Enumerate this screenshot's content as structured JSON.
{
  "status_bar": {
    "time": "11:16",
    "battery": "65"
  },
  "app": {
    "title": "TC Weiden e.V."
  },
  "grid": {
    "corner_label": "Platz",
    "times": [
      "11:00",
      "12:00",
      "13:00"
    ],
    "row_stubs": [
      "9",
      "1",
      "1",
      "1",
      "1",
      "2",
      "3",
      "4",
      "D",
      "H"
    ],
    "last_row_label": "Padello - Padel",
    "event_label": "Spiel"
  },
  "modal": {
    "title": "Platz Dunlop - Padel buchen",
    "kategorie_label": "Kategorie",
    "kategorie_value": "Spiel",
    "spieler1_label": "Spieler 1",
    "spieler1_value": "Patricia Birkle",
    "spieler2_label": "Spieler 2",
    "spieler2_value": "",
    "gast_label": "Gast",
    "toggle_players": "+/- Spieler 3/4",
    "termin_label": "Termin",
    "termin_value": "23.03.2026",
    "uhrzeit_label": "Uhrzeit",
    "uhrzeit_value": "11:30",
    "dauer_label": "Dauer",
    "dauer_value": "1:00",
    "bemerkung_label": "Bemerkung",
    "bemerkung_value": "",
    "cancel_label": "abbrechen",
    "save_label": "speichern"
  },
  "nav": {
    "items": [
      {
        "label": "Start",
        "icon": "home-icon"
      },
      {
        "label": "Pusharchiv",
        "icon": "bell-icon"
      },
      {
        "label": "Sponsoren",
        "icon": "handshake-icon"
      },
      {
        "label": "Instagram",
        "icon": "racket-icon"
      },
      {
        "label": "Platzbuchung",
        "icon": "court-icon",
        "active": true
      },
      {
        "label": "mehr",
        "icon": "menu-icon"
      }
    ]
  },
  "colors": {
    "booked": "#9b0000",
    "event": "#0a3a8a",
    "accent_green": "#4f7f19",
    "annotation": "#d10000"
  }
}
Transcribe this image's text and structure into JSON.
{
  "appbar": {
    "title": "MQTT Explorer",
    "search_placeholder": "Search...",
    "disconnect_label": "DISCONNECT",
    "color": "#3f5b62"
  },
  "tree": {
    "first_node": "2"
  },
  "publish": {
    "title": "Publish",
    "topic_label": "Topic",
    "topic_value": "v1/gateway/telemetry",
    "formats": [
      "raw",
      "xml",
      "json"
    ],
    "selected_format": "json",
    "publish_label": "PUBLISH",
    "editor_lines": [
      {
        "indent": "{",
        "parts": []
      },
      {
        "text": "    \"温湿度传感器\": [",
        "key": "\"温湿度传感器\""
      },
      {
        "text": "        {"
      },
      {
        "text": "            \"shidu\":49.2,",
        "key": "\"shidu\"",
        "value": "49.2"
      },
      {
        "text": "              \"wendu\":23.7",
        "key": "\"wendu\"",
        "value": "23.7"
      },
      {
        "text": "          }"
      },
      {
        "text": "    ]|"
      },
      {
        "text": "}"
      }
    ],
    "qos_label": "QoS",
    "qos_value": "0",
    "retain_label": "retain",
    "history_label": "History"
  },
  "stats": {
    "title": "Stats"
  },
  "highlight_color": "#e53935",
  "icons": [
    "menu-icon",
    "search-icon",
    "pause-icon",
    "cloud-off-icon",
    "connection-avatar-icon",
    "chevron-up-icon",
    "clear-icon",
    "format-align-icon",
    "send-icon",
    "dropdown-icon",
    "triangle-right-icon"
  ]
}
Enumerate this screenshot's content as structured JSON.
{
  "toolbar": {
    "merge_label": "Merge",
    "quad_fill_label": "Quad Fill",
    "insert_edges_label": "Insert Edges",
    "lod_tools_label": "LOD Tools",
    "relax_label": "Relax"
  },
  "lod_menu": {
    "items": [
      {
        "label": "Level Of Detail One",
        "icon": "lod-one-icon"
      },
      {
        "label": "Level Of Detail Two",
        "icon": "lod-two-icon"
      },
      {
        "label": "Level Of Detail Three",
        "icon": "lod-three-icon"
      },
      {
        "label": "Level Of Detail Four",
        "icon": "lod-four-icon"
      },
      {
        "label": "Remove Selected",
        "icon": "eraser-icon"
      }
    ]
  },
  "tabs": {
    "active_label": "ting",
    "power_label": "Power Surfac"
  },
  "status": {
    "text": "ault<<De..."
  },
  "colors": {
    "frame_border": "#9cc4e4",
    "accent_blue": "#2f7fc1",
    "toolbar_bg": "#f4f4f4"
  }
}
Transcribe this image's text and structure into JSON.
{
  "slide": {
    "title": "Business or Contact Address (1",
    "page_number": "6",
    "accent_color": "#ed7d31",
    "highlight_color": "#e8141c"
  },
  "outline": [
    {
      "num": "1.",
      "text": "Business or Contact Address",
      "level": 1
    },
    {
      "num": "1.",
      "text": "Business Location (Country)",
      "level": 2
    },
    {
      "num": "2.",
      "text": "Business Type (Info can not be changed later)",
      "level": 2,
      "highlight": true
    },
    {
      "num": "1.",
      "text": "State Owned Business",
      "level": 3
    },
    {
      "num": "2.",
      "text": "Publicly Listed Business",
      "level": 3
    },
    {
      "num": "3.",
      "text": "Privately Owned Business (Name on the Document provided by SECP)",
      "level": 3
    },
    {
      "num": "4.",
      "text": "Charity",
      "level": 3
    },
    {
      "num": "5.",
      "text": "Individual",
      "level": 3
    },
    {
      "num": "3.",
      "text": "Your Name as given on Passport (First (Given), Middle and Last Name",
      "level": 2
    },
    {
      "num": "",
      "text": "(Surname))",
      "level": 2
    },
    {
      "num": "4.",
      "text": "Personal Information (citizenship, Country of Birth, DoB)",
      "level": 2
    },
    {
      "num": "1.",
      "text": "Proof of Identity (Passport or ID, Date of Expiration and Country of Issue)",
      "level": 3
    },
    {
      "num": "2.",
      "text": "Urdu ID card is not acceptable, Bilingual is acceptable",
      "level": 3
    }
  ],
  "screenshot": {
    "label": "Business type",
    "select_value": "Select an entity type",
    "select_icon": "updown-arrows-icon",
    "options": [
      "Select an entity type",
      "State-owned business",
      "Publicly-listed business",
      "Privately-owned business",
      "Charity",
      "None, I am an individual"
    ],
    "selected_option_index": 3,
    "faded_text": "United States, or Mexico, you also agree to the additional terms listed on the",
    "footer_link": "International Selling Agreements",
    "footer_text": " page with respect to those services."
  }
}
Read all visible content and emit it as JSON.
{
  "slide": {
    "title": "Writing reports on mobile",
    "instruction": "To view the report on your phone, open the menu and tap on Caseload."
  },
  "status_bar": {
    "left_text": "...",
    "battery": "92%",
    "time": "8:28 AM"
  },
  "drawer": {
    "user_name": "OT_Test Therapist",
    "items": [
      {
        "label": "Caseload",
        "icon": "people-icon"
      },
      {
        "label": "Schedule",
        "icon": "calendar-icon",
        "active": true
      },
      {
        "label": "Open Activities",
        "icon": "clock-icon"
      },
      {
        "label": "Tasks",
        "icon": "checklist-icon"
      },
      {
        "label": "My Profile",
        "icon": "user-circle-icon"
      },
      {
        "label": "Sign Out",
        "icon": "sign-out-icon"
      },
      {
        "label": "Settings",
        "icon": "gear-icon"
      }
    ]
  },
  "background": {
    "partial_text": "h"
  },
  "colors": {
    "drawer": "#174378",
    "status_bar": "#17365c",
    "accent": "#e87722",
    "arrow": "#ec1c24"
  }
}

## GOAL OF THE EXERCISE
Please set down each line of the records exactly as given.

## FINISHED ANSWER
Enumerate this screenshot's content as structured JSON.
{
  "status_bar": {
    "time": "11:16",
    "battery": "65"
  },
  "app": {
    "title": "TC Weiden e.V."
  },
  "grid": {
    "corner_label": "Platz",
    "times": [
      "11:00",
      "12:00",
      "13:00"
    ],
    "row_stubs": [
      "9",
      "1",
      "1",
      "1",
      "1",
      "2",
      "3",
      "4",
      "D",
      "H"
    ],
    "last_row_label": "Padello - Padel",
    "event_label": "Spiel"
  },
  "modal": {
    "title": "Platz Dunlop - Padel buchen",
    "kategorie_label": "Kategorie",
    "kategorie_value": "Spiel",
    "spieler1_label": "Spieler 1",
    "spieler1_value": "Patricia Birkle",
    "spieler2_label": "Spieler 2",
    "spieler2_value": "",
    "gast_label": "Gast",
    "toggle_players": "+/- Spieler 3/4",
    "termin_label": "Termin",
    "termin_value": "23.03.2026",
    "uhrzeit_label": "Uhrzeit",
    "uhrzeit_value": "11:30",
    "dauer_label": "Dauer",
    "dauer_value": "1:00",
    "bemerkung_label": "Bemerkung",
    "bemerkung_value": "",
    "cancel_label": "abbrechen",
    "save_label": "speichern"
  },
  "nav": {
    "items": [
      {
        "label": "Start",
        "icon": "home-icon"
      },
      {
        "label": "Pusharchiv",
        "icon": "bell-icon"
      },
      {
        "label": "Sponsoren",
        "icon": "handshake-icon"
      },
      {
        "label": "Instagram",
        "icon": "racket-icon"
      },
      {
        "label": "Platzbuchung",
        "icon": "court-icon",
        "active": true
      },
      {
        "label": "mehr",
        "icon": "menu-icon"
      }
    ]
  },
  "colors": {
    "booked": "#9b0000",
    "event": "#0a3a8a",
    "accent_green": "#4f7f19",
    "annotation": "#d10000"
  }
}
Transcribe this image's text and structure into JSON.
{
  "appbar": {
    "title": "MQTT Explorer",
    "search_placeholder": "Search...",
    "disconnect_label": "DISCONNECT",
    "color": "#3f5b62"
  },
  "tree": {
    "first_node": "2"
  },
  "publish": {
    "title": "Publish",
    "topic_label": "Topic",
    "topic_value": "v1/gateway/telemetry",
    "formats": [
      "raw",
      "xml",
      "json"
    ],
    "selected_format": "json",
    "publish_label": "PUBLISH",
    "editor_lines": [
      {
        "indent": "{",
        "parts": []
      },
      {
        "text": "    \"温湿度传感器\": [",
        "key": "\"温湿度传感器\""
      },
      {
        "text": "        {"
      },
      {
        "text": "            \"shidu\":49.2,",
        "key": "\"shidu\"",
        "value": "49.2"
      },
      {
        "text": "              \"wendu\":23.7",
        "key": "\"wendu\"",
        "value": "23.7"
      },
      {
        "text": "          }"
      },
      {
        "text": "    ]|"
      },
      {
        "text": "}"
      }
    ],
    "qos_label": "QoS",
    "qos_value": "0",
    "retain_label": "retain",
    "history_label": "History"
  },
  "stats": {
    "title": "Stats"
  },
  "highlight_color": "#e53935",
  "icons": [
    "menu-icon",
    "search-icon",
    "pause-icon",
    "cloud-off-icon",
    "connection-avatar-icon",
    "chevron-up-icon",
    "clear-icon",
    "format-align-icon",
    "send-icon",
    "dropdown-icon",
    "triangle-right-icon"
  ]
}
Enumerate this screenshot's content as structured JSON.
{
  "toolbar": {
    "merge_label": "Merge",
    "quad_fill_label": "Quad Fill",
    "insert_edges_label": "Insert Edges",
    "lod_tools_label": "LOD Tools",
    "relax_label": "Relax"
  },
  "lod_menu": {
    "items": [
      {
        "label": "Level Of Detail One",
        "icon": "lod-one-icon"
      },
      {
        "label": "Level Of Detail Two",
        "icon": "lod-two-icon"
      },
      {
        "label": "Level Of Detail Three",
        "icon": "lod-three-icon"
      },
      {
        "label": "Level Of Detail Four",
        "icon": "lod-four-icon"
      },
      {
        "label": "Remove Selected",
        "icon": "eraser-icon"
      }
    ]
  },
  "tabs": {
    "active_label": "ting",
    "power_label": "Power Surfac"
  },
  "status": {
    "text": "ault<<De..."
  },
  "colors": {
    "frame_border": "#9cc4e4",
    "accent_blue": "#2f7fc1",
    "toolbar_bg": "#f4f4f4"
  }
}
Transcribe this image's text and structure into JSON.
{
  "slide": {
    "title": "Business or Contact Address (1",
    "page_number": "6",
    "accent_color": "#ed7d31",
    "highlight_color": "#e8141c"
  },
  "outline": [
    {
      "num": "1.",
      "text": "Business or Contact Address",
      "level": 1
    },
    {
      "num": "1.",
      "text": "Business Location (Country)",
      "level": 2
    },
    {
      "num": "2.",
      "text": "Business Type (Info can not be changed later)",
      "level": 2,
      "highlight": true
    },
    {
      "num": "1.",
      "text": "State Owned Business",
      "level": 3
    },
    {
      "num": "2.",
      "text": "Publicly Listed Business",
      "level": 3
    },
    {
      "num": "3.",
      "text": "Privately Owned Business (Name on the Document provided by SECP)",
      "level": 3
    },
    {
      "num": "4.",
      "text": "Charity",
      "level": 3
    },
    {
      "num": "5.",
      "text": "Individual",
      "level": 3
    },
    {
      "num": "3.",
      "text": "Your Name as given on Passport (First (Given), Middle and Last Name",
      "level": 2
    },
    {
      "num": "",
      "text": "(Surname))",
      "level": 2
    },
    {
      "num": "4.",
      "text": "Personal Information (citizenship, Country of Birth, DoB)",
      "level": 2
    },
    {
      "num": "1.",
      "text": "Proof of Identity (Passport or ID, Date of Expiration and Country of Issue)",
      "level": 3
    },
    {
      "num": "2.",
      "text": "Urdu ID card is not acceptable, Bilingual is acceptable",
      "level": 3
    }
  ],
  "screenshot": {
    "label": "Business type",
    "select_value": "Select an entity type",
    "select_icon": "updown-arrows-icon",
    "options": [
      "Select an entity type",
      "State-owned business",
      "Publicly-listed business",
      "Privately-owned business",
      "Charity",
      "None, I am an individual"
    ],
    "selected_option_index": 3,
    "faded_text": "United States, or Mexico, you also agree to the additional terms listed on the",
    "footer_link": "International Selling Agreements",
    "footer_text": " page with respect to those services."
  }
}
Read all visible content and emit it as JSON.
{
  "slide": {
    "title": "Writing reports on mobile",
    "instruction": "To view the report on your phone, open the menu and tap on Caseload."
  },
  "status_bar": {
    "left_text": "...",
    "battery": "92%",
    "time": "8:28 AM"
  },
  "drawer": {
    "user_name": "OT_Test Therapist",
    "items": [
      {
        "label": "Caseload",
        "icon": "people-icon"
      },
      {
        "label": "Schedule",
        "icon": "calendar-icon",
        "active": true
      },
      {
        "label": "Open Activities",
        "icon": "clock-icon"
      },
      {
        "label": "Tasks",
        "icon": "checklist-icon"
      },
      {
        "label": "My Profile",
        "icon": "user-circle-icon"
      },
      {
        "label": "Sign Out",
        "icon": "sign-out-icon"
      },
      {
        "label": "Settings",
        "icon": "gear-icon"
      }
    ]
  },
  "background": {
    "partial_text": "h"
  },
  "colors": {
    "drawer": "#174378",
    "status_bar": "#17365c",
    "accent": "#e87722",
    "arrow": "#ec1c24"
  }
}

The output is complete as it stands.